[start The records]
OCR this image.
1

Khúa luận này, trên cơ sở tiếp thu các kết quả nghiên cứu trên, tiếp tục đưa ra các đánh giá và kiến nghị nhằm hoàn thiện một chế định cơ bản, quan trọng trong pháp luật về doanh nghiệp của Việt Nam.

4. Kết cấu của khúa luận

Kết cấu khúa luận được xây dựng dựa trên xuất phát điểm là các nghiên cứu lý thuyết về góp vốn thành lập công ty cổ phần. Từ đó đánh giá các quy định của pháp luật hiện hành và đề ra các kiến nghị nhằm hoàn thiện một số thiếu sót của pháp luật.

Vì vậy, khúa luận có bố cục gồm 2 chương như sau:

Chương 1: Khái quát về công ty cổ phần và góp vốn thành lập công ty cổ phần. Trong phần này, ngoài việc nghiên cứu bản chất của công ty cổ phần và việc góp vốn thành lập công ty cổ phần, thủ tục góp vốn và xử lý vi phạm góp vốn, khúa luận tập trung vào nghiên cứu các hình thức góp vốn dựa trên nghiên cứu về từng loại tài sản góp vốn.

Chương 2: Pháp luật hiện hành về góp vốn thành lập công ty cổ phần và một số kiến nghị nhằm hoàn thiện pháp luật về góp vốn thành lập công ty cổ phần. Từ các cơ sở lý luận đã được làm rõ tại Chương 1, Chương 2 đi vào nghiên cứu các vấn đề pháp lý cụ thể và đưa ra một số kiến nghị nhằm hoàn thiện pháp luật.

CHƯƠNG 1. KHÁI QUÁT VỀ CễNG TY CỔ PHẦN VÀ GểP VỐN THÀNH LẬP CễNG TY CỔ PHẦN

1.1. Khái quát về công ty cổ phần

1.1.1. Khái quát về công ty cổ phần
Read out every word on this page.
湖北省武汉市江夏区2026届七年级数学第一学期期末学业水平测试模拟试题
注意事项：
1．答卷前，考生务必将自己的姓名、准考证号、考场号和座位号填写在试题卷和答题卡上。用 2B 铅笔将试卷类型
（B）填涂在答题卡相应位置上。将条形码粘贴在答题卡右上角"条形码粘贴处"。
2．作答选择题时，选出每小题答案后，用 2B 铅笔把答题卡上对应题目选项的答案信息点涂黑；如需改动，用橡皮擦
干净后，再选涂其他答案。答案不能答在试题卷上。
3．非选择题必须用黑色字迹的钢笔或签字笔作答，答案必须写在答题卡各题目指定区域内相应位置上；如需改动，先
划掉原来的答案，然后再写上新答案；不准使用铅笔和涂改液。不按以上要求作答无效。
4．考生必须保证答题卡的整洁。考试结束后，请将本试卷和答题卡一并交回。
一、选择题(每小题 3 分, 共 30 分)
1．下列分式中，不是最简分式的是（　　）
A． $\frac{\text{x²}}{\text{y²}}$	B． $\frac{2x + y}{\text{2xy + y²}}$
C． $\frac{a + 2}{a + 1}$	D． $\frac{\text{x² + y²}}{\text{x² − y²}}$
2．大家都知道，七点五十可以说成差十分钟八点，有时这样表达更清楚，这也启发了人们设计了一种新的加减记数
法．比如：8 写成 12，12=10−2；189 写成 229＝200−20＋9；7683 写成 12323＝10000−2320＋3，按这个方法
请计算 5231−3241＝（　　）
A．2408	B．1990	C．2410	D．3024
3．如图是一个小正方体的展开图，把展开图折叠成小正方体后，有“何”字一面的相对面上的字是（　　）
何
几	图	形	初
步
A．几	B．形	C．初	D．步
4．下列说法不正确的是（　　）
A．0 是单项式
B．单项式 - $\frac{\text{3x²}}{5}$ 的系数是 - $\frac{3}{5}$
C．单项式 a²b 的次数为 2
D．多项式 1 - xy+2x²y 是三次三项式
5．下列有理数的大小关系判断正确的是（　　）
[end The records]
Set problem — Starting at the line with "Read out every word on this page.", copy every line up to and including the last one in the entries above.

Output below —
Read out every word on this page.
湖北省武汉市江夏区2026届七年级数学第一学期期末学业水平测试模拟试题
注意事项：
1．答卷前，考生务必将自己的姓名、准考证号、考场号和座位号填写在试题卷和答题卡上。用 2B 铅笔将试卷类型
（B）填涂在答题卡相应位置上。将条形码粘贴在答题卡右上角"条形码粘贴处"。
2．作答选择题时，选出每小题答案后，用 2B 铅笔把答题卡上对应题目选项的答案信息点涂黑；如需改动，用橡皮擦
干净后，再选涂其他答案。答案不能答在试题卷上。
3．非选择题必须用黑色字迹的钢笔或签字笔作答，答案必须写在答题卡各题目指定区域内相应位置上；如需改动，先
划掉原来的答案，然后再写上新答案；不准使用铅笔和涂改液。不按以上要求作答无效。
4．考生必须保证答题卡的整洁。考试结束后，请将本试卷和答题卡一并交回。
一、选择题(每小题 3 分, 共 30 分)
1．下列分式中，不是最简分式的是（　　）
A． $\frac{\text{x²}}{\text{y²}}$	B． $\frac{2x + y}{\text{2xy + y²}}$
C． $\frac{a + 2}{a + 1}$	D． $\frac{\text{x² + y²}}{\text{x² − y²}}$
2．大家都知道，七点五十可以说成差十分钟八点，有时这样表达更清楚，这也启发了人们设计了一种新的加减记数
法．比如：8 写成 12，12=10−2；189 写成 229＝200−20＋9；7683 写成 12323＝10000−2320＋3，按这个方法
请计算 5231−3241＝（　　）
A．2408	B．1990	C．2410	D．3024
3．如图是一个小正方体的展开图，把展开图折叠成小正方体后，有“何”字一面的相对面上的字是（　　）
何
几	图	形	初
步
A．几	B．形	C．初	D．步
4．下列说法不正确的是（　　）
A．0 是单项式
B．单项式 - $\frac{\text{3x²}}{5}$ 的系数是 - $\frac{3}{5}$
C．单项式 a²b 的次数为 2
D．多项式 1 - xy+2x²y 是三次三项式
5．下列有理数的大小关系判断正确的是（　　）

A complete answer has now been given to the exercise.